- YOUR GOAL -
Are you able to retype all the records below exactly?

Dataset listings of figures:
++++++++
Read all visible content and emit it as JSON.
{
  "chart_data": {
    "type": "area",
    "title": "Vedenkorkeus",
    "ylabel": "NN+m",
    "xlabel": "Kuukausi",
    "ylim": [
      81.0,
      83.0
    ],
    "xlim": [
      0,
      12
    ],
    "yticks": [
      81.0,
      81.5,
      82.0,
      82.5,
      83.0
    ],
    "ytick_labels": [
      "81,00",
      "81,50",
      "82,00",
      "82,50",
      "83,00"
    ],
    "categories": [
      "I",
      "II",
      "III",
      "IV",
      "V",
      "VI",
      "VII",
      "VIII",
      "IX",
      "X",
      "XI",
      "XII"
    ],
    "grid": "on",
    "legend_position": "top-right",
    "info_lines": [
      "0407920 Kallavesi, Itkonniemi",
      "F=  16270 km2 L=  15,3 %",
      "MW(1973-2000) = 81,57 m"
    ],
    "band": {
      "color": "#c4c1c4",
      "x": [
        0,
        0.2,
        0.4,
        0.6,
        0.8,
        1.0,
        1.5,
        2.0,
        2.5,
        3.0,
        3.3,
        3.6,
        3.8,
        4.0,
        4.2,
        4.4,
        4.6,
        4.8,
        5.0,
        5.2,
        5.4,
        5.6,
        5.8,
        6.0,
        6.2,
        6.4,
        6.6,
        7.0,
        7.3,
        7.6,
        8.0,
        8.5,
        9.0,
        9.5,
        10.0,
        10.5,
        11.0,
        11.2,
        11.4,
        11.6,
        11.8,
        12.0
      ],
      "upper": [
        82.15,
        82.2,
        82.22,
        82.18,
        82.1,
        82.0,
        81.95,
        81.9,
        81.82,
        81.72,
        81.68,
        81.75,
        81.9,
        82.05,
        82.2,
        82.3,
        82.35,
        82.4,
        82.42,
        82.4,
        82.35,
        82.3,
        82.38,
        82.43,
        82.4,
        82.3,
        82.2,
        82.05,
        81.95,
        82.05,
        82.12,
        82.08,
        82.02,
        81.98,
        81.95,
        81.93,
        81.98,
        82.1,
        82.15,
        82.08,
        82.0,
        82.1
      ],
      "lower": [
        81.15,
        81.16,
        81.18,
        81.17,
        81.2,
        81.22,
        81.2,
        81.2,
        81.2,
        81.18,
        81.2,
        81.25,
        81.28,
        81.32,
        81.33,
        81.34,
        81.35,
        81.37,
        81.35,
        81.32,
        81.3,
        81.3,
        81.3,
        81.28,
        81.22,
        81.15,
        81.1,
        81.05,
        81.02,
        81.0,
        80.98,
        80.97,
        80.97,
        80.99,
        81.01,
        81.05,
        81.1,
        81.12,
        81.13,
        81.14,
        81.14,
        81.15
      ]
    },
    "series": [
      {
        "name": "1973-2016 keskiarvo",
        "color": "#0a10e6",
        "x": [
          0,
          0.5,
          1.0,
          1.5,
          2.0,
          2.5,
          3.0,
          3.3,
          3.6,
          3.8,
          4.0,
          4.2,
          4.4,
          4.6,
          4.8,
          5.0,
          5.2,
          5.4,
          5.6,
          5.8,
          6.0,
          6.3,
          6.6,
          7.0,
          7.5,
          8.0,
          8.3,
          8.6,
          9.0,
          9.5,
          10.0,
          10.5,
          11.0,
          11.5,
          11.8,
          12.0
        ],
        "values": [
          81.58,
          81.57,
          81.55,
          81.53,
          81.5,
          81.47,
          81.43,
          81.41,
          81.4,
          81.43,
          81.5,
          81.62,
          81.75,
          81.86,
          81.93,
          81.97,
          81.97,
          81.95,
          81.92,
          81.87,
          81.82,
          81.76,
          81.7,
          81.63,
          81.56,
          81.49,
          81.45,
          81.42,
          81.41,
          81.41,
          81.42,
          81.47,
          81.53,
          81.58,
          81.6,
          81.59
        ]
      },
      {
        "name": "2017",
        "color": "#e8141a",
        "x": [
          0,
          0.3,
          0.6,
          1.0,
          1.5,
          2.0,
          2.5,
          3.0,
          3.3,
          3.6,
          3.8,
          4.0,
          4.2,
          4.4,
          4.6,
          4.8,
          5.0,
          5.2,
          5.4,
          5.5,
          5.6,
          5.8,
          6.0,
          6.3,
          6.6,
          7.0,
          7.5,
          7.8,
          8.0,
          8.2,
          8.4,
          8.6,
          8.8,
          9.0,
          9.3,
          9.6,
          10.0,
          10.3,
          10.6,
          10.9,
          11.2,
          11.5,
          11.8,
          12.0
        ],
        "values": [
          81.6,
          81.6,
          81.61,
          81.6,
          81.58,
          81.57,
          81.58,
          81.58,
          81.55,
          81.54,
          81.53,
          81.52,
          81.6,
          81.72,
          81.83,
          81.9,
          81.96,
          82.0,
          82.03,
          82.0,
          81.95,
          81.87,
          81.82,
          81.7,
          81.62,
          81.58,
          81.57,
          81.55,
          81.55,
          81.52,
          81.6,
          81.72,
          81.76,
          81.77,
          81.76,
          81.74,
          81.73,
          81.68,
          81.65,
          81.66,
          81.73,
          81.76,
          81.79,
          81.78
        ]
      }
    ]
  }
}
++++++++
- SOLUTION TO THE PROBLEM -
Read all visible content and emit it as JSON.
{
  "chart_data": {
    "type": "area",
    "title": "Vedenkorkeus",
    "ylabel": "NN+m",
    "xlabel": "Kuukausi",
    "ylim": [
      81.0,
      83.0
    ],
    "xlim": [
      0,
      12
    ],
    "yticks": [
      81.0,
      81.5,
      82.0,
      82.5,
      83.0
    ],
    "ytick_labels": [
      "81,00",
      "81,50",
      "82,00",
      "82,50",
      "83,00"
    ],
    "categories": [
      "I",
      "II",
      "III",
      "IV",
      "V",
      "VI",
      "VII",
      "VIII",
      "IX",
      "X",
      "XI",
      "XII"
    ],
    "grid": "on",
    "legend_position": "top-right",
    "info_lines": [
      "0407920 Kallavesi, Itkonniemi",
      "F=  16270 km2 L=  15,3 %",
      "MW(1973-2000) = 81,57 m"
    ],
    "band": {
      "color": "#c4c1c4",
      "x": [
        0,
        0.2,
        0.4,
        0.6,
        0.8,
        1.0,
        1.5,
        2.0,
        2.5,
        3.0,
        3.3,
        3.6,
        3.8,
        4.0,
        4.2,
        4.4,
        4.6,
        4.8,
        5.0,
        5.2,
        5.4,
        5.6,
        5.8,
        6.0,
        6.2,
        6.4,
        6.6,
        7.0,
        7.3,
        7.6,
        8.0,
        8.5,
        9.0,
        9.5,
        10.0,
        10.5,
        11.0,
        11.2,
        11.4,
        11.6,
        11.8,
        12.0
      ],
      "upper": [
        82.15,
        82.2,
        82.22,
        82.18,
        82.1,
        82.0,
        81.95,
        81.9,
        81.82,
        81.72,
        81.68,
        81.75,
        81.9,
        82.05,
        82.2,
        82.3,
        82.35,
        82.4,
        82.42,
        82.4,
        82.35,
        82.3,
        82.38,
        82.43,
        82.4,
        82.3,
        82.2,
        82.05,
        81.95,
        82.05,
        82.12,
        82.08,
        82.02,
        81.98,
        81.95,
        81.93,
        81.98,
        82.1,
        82.15,
        82.08,
        82.0,
        82.1
      ],
      "lower": [
        81.15,
        81.16,
        81.18,
        81.17,
        81.2,
        81.22,
        81.2,
        81.2,
        81.2,
        81.18,
        81.2,
        81.25,
        81.28,
        81.32,
        81.33,
        81.34,
        81.35,
        81.37,
        81.35,
        81.32,
        81.3,
        81.3,
        81.3,
        81.28,
        81.22,
        81.15,
        81.1,
        81.05,
        81.02,
        81.0,
        80.98,
        80.97,
        80.97,
        80.99,
        81.01,
        81.05,
        81.1,
        81.12,
        81.13,
        81.14,
        81.14,
        81.15
      ]
    },
    "series": [
      {
        "name": "1973-2016 keskiarvo",
        "color": "#0a10e6",
        "x": [
          0,
          0.5,
          1.0,
          1.5,
          2.0,
          2.5,
          3.0,
          3.3,
          3.6,
          3.8,
          4.0,
          4.2,
          4.4,
          4.6,
          4.8,
          5.0,
          5.2,
          5.4,
          5.6,
          5.8,
          6.0,
          6.3,
          6.6,
          7.0,
          7.5,
          8.0,
          8.3,
          8.6,
          9.0,
          9.5,
          10.0,
          10.5,
          11.0,
          11.5,
          11.8,
          12.0
        ],
        "values": [
          81.58,
          81.57,
          81.55,
          81.53,
          81.5,
          81.47,
          81.43,
          81.41,
          81.4,
          81.43,
          81.5,
          81.62,
          81.75,
          81.86,
          81.93,
          81.97,
          81.97,
          81.95,
          81.92,
          81.87,
          81.82,
          81.76,
          81.7,
          81.63,
          81.56,
          81.49,
          81.45,
          81.42,
          81.41,
          81.41,
          81.42,
          81.47,
          81.53,
          81.58,
          81.6,
          81.59
        ]
      },
      {
        "name": "2017",
        "color": "#e8141a",
        "x": [
          0,
          0.3,
          0.6,
          1.0,
          1.5,
          2.0,
          2.5,
          3.0,
          3.3,
          3.6,
          3.8,
          4.0,
          4.2,
          4.4,
          4.6,
          4.8,
          5.0,
          5.2,
          5.4,
          5.5,
          5.6,
          5.8,
          6.0,
          6.3,
          6.6,
          7.0,
          7.5,
          7.8,
          8.0,
          8.2,
          8.4,
          8.6,
          8.8,
          9.0,
          9.3,
          9.6,
          10.0,
          10.3,
          10.6,
          10.9,
          11.2,
          11.5,
          11.8,
          12.0
        ],
        "values": [
          81.6,
          81.6,
          81.61,
          81.6,
          81.58,
          81.57,
          81.58,
          81.58,
          81.55,
          81.54,
          81.53,
          81.52,
          81.6,
          81.72,
          81.83,
          81.9,
          81.96,
          82.0,
          82.03,
          82.0,
          81.95,
          81.87,
          81.82,
          81.7,
          81.62,
          81.58,
          81.57,
          81.55,
          81.55,
          81.52,
          81.6,
          81.72,
          81.76,
          81.77,
          81.76,
          81.74,
          81.73,
          81.68,
          81.65,
          81.66,
          81.73,
          81.76,
          81.79,
          81.78
        ]
      }
    ]
  }
}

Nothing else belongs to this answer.